- What to work on: Looking at the data below, count the lines that contain the string "USDT". Write only the total.

<<<<

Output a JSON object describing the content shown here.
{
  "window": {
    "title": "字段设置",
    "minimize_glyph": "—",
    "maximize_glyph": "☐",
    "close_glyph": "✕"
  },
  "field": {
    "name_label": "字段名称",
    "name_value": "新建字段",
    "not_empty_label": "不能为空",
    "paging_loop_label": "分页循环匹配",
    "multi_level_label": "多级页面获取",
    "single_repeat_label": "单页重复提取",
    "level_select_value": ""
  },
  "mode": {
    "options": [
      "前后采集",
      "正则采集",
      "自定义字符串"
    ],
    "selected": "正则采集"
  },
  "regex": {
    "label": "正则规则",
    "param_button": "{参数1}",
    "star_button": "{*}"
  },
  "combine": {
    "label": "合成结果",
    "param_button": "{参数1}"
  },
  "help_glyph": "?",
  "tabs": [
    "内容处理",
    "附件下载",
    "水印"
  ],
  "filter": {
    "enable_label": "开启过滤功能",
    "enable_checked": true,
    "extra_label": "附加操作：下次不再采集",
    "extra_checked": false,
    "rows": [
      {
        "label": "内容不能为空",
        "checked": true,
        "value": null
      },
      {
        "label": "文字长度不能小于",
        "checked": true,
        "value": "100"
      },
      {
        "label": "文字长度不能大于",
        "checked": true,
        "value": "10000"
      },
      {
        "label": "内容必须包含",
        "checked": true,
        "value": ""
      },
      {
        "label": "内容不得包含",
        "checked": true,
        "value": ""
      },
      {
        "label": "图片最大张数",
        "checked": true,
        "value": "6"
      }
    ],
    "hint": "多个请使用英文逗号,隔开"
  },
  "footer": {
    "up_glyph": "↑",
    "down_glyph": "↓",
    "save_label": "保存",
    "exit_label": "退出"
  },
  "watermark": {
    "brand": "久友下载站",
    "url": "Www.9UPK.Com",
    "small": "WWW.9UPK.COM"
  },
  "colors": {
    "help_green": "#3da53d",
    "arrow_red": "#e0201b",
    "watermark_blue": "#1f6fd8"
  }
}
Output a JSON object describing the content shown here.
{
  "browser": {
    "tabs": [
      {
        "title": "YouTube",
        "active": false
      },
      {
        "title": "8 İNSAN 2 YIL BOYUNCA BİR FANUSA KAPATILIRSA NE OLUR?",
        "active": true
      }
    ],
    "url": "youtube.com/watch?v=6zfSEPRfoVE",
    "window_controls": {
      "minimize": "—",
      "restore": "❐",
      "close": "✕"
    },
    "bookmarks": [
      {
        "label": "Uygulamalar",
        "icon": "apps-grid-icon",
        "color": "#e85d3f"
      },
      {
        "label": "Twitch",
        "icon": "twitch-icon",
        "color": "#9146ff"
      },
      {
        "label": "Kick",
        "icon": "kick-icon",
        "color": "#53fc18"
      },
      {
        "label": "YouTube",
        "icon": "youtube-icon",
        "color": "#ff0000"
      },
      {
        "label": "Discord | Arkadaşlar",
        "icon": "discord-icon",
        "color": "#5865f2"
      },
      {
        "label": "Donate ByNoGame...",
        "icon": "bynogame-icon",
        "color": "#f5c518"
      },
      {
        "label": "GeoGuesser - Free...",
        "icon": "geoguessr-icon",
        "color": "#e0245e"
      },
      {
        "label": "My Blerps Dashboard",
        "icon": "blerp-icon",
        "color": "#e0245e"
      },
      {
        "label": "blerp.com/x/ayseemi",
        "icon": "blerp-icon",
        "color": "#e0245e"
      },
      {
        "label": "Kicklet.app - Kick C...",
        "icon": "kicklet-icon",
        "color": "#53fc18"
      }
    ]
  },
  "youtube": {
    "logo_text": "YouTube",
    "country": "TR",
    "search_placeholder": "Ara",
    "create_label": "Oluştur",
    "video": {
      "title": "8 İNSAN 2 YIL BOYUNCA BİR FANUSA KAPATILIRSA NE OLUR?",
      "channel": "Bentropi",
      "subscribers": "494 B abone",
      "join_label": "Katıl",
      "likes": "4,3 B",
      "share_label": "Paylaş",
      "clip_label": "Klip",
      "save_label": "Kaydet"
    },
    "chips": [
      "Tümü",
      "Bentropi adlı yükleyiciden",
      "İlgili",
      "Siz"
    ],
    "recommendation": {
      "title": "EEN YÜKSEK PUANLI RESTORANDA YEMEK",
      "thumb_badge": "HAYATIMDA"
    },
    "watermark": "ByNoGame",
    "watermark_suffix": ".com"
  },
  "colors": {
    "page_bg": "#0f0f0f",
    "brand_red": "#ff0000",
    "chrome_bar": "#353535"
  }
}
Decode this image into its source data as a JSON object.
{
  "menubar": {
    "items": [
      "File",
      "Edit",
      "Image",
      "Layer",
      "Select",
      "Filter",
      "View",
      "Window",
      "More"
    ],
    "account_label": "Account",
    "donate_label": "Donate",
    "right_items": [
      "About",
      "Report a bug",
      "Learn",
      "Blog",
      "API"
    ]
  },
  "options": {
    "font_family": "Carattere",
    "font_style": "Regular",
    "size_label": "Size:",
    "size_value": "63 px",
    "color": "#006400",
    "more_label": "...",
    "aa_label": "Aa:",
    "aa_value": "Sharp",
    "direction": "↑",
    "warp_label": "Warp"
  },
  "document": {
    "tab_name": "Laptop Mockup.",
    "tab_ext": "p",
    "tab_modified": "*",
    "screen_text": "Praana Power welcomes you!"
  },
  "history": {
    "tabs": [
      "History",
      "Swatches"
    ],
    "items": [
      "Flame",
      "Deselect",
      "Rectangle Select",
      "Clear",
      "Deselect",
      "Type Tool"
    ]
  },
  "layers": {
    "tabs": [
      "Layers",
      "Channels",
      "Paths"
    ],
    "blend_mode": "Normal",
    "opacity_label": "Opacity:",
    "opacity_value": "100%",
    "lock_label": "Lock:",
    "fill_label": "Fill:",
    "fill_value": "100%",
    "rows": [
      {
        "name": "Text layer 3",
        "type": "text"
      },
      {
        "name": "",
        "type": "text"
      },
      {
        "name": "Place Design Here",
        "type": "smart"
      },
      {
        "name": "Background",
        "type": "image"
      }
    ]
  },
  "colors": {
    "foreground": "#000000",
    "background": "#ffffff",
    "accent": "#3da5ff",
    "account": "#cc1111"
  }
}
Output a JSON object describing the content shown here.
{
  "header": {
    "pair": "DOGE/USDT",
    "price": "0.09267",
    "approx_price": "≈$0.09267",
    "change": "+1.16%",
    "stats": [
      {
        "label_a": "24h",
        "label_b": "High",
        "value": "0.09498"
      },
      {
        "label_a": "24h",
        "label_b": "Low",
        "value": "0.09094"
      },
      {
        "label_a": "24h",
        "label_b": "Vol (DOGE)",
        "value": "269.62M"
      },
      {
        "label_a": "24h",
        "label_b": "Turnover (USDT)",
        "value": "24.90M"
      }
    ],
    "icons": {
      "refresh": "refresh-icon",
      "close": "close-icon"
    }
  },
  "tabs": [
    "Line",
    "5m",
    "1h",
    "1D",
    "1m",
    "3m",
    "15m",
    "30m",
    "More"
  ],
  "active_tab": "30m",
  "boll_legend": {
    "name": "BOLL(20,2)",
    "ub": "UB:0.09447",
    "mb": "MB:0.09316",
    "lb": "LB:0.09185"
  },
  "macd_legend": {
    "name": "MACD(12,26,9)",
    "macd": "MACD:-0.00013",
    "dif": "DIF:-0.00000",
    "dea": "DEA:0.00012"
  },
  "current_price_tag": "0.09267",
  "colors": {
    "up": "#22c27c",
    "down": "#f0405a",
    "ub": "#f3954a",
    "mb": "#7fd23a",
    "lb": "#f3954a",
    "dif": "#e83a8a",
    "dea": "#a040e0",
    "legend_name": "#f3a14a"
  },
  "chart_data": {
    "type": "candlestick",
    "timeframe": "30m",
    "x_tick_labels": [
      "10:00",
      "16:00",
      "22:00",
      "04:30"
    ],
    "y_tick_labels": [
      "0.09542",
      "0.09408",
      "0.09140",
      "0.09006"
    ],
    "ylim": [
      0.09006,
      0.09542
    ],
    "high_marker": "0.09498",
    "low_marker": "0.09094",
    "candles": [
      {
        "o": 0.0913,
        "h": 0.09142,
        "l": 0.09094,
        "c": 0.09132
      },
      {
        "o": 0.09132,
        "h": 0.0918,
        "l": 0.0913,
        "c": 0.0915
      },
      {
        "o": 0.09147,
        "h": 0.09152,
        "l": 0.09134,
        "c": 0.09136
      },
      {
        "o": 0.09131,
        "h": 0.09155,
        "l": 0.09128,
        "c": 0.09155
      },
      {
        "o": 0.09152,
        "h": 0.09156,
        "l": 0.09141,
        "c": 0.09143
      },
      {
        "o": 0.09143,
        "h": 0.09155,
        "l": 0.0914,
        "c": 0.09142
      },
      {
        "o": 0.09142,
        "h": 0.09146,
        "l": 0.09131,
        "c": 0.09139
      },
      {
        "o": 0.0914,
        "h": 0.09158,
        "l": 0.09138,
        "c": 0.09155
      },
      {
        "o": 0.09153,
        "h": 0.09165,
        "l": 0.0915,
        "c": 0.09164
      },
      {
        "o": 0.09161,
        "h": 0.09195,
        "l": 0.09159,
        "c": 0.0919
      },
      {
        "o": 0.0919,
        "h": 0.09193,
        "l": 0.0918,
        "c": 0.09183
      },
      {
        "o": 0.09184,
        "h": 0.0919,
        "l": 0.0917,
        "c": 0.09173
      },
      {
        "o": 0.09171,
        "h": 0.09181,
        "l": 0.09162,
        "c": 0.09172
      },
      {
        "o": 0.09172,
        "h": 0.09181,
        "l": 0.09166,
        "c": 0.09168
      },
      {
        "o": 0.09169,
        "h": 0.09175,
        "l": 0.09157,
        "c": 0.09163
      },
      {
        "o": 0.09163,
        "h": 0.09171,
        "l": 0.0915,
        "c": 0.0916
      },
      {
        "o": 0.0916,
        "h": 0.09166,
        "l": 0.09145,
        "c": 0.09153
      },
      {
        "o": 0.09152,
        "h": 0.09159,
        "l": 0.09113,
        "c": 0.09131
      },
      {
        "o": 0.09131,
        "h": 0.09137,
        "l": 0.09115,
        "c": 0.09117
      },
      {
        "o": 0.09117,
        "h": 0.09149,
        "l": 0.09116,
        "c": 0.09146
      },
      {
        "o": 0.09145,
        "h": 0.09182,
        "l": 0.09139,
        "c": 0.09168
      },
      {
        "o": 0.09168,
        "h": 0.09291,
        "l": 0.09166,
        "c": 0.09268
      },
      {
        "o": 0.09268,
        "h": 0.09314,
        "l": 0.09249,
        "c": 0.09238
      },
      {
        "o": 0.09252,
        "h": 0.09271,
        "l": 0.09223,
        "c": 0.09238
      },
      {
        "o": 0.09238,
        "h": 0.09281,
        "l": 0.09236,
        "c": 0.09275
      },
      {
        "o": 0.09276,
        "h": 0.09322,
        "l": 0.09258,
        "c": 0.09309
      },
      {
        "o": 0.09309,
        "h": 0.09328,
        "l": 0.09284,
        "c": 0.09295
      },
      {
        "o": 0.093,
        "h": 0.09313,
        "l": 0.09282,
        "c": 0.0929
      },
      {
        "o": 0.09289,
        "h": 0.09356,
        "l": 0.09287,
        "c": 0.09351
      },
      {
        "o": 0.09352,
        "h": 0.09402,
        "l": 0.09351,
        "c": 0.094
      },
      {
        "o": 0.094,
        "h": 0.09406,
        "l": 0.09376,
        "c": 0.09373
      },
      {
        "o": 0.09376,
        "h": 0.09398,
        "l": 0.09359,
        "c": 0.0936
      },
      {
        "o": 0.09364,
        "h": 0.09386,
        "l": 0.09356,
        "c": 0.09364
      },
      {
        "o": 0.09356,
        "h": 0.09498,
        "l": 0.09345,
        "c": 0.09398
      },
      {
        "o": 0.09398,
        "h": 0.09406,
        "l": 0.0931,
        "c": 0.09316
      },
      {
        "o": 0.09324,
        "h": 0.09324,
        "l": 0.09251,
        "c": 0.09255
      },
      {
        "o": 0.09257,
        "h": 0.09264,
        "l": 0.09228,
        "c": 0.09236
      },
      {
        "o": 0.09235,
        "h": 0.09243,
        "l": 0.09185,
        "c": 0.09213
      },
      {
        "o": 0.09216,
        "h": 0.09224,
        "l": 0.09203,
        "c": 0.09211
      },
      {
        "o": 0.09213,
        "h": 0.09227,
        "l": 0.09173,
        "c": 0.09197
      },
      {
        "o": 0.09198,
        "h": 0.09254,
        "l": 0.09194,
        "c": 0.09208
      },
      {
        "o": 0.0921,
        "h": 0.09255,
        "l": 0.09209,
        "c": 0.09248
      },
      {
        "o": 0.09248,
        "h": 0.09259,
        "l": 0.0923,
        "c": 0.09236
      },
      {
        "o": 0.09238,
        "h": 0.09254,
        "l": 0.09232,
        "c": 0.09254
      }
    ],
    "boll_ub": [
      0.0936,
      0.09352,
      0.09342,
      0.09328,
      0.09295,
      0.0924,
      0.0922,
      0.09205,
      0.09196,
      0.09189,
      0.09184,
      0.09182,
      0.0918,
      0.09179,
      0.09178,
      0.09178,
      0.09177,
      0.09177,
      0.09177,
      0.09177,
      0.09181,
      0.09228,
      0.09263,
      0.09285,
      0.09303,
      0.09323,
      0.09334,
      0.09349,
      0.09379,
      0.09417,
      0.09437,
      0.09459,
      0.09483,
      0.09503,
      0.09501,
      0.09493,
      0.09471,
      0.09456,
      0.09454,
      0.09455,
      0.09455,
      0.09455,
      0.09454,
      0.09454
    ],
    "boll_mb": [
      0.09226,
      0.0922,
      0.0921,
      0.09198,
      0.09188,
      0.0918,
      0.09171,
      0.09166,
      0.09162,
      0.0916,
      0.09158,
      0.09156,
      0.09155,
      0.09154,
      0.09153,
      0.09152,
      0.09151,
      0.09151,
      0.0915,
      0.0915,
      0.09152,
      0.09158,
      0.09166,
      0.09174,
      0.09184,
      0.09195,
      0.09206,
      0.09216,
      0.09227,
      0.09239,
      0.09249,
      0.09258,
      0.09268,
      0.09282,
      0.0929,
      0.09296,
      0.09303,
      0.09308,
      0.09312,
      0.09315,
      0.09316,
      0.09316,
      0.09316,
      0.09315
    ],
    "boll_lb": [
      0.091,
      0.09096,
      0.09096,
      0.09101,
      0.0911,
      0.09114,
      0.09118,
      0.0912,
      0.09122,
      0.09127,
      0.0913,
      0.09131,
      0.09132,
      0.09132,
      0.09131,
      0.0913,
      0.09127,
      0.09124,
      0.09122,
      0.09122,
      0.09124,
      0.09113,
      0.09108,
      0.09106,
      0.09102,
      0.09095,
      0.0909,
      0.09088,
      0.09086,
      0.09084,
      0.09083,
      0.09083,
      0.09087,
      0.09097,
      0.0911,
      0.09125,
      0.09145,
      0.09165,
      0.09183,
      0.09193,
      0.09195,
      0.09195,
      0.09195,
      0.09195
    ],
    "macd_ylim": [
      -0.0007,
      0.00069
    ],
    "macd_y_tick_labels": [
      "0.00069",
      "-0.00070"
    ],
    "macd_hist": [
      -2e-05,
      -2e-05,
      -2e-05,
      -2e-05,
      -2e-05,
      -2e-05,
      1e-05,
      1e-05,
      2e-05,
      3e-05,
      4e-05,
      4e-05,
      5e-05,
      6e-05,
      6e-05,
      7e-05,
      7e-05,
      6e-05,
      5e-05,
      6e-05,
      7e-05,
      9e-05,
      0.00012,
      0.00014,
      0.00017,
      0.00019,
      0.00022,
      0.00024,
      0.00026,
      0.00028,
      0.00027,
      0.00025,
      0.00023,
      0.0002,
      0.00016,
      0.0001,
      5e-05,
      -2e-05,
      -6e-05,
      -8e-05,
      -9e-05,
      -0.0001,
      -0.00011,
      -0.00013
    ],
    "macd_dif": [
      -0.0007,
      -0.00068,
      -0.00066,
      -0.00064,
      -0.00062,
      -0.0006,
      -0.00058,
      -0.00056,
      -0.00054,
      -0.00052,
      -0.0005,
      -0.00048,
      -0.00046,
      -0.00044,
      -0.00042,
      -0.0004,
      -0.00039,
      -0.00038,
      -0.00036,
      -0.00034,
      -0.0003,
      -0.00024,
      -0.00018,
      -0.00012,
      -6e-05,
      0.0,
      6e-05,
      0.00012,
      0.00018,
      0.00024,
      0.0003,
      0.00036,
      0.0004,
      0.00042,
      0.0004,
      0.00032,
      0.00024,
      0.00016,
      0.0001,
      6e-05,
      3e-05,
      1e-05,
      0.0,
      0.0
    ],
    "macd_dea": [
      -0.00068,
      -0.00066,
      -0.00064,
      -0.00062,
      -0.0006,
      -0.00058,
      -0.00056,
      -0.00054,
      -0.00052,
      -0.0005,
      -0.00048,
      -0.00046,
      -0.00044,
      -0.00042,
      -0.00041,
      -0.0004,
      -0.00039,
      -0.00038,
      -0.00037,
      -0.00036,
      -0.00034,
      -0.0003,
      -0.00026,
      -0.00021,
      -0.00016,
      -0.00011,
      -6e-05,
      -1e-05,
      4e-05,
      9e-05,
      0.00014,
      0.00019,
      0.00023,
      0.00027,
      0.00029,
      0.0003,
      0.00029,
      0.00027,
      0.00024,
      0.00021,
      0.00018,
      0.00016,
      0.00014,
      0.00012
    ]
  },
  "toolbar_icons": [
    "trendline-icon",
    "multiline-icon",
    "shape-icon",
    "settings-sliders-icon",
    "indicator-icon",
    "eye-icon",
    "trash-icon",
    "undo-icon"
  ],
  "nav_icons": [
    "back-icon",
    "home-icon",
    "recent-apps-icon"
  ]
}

>>>>

- Written answer: 2